* **Problem description**:
Copy every line of the records below that holds the word "using".

* **Entries shown**:
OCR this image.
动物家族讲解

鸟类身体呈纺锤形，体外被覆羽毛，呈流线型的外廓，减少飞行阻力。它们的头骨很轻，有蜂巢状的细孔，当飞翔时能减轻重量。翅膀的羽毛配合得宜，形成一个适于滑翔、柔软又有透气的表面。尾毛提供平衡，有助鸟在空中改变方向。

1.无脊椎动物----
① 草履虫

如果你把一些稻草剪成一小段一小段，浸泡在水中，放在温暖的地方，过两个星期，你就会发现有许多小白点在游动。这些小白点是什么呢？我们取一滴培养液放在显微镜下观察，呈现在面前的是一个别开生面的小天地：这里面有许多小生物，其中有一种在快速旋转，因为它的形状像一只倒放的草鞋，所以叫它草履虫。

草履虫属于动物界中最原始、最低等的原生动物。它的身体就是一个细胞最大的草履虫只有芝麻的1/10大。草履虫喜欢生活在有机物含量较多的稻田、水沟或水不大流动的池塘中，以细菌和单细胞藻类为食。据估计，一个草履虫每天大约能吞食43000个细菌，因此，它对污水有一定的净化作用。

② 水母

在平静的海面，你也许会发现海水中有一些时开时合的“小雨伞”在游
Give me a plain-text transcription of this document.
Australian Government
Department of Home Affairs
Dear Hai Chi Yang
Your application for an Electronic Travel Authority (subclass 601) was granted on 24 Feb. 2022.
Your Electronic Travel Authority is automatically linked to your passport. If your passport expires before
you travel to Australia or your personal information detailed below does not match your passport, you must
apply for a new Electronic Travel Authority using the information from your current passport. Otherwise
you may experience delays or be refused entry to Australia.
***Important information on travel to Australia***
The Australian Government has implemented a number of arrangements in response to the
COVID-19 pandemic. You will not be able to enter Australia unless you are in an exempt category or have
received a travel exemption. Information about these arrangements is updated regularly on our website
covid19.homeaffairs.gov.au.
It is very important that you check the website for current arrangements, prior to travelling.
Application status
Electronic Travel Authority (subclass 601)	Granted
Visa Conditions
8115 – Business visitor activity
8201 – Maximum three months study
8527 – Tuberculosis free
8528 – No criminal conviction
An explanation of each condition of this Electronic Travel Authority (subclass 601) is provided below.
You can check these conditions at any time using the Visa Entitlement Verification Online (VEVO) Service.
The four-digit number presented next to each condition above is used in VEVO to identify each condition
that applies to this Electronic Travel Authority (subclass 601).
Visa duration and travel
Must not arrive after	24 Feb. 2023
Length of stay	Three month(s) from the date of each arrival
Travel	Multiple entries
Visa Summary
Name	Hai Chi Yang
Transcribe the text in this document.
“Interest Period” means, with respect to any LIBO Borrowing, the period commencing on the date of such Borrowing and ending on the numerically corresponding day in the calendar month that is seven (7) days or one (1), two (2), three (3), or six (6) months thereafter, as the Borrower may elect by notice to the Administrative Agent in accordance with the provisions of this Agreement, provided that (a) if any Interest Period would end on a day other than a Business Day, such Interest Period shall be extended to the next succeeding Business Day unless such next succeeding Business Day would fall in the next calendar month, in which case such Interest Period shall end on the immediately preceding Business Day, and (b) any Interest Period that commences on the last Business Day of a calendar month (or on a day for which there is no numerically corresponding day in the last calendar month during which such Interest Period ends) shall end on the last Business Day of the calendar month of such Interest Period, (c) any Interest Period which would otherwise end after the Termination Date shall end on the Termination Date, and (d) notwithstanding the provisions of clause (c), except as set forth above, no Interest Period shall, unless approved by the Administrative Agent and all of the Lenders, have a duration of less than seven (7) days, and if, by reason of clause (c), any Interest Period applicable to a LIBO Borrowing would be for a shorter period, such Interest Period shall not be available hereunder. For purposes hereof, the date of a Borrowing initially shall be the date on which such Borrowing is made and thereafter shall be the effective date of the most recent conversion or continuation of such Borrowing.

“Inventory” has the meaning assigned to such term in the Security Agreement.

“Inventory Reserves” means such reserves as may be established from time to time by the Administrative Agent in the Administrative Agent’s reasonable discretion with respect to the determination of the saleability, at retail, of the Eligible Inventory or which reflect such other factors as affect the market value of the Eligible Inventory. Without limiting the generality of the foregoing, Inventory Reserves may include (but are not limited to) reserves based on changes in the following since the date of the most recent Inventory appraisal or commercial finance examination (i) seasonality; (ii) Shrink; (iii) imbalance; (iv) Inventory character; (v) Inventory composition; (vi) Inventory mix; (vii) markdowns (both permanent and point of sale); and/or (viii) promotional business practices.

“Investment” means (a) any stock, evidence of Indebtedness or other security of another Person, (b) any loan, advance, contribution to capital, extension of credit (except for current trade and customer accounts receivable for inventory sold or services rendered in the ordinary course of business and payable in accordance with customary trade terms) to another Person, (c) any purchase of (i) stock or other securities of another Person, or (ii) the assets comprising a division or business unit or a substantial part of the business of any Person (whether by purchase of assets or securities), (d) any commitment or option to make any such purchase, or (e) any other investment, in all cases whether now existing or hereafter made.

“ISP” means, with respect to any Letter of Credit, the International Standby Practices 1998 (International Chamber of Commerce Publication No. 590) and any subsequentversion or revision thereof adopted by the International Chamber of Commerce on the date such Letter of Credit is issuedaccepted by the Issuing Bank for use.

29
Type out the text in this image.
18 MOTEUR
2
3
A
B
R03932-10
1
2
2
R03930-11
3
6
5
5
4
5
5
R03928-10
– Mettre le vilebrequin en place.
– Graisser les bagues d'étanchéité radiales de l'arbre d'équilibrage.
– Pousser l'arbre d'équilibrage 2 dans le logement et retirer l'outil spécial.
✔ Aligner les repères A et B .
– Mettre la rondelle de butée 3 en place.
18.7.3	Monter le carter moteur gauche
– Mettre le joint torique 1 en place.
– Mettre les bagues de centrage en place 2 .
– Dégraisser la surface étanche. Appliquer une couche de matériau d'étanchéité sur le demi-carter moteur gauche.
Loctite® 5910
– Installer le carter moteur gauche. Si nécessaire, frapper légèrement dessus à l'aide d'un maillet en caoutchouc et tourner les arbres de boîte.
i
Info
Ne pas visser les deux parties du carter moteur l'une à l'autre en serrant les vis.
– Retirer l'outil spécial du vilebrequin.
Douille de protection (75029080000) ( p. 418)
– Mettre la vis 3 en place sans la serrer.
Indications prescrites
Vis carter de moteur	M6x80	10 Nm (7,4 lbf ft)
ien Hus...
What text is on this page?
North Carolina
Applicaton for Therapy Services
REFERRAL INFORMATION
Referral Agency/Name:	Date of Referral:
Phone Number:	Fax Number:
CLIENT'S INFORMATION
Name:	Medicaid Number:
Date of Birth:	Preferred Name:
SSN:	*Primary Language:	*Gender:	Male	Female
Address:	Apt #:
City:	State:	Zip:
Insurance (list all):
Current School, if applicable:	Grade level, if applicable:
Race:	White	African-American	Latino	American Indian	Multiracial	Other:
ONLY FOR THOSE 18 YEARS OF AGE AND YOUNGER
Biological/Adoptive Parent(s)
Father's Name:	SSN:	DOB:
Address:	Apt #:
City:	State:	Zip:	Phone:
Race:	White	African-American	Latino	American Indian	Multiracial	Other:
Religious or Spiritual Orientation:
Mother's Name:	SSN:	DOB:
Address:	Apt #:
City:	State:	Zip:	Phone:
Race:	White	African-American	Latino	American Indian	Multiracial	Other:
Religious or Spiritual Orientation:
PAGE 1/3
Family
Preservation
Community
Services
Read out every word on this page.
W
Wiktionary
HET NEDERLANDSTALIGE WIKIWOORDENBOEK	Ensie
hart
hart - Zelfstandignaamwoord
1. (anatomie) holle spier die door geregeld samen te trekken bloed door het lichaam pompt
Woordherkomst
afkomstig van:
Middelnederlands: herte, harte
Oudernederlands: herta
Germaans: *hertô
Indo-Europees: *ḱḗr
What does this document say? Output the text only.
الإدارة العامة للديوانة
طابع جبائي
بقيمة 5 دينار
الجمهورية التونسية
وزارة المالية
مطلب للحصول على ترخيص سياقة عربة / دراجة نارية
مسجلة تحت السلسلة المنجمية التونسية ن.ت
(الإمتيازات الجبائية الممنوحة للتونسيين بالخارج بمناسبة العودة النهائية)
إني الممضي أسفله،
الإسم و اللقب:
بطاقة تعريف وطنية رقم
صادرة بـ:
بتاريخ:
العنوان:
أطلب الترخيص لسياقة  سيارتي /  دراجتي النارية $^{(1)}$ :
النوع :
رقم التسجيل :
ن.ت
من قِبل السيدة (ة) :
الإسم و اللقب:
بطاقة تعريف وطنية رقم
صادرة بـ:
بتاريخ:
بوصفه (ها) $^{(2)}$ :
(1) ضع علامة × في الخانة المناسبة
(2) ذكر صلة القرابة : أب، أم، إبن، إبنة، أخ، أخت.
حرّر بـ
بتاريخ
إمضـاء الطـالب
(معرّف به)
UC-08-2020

* **Exercise response**:
apply for a new Electronic Travel Authority using the information from your current passport. Otherwise
You can check these conditions at any time using the Visa Entitlement Verification Online (VEVO) Service.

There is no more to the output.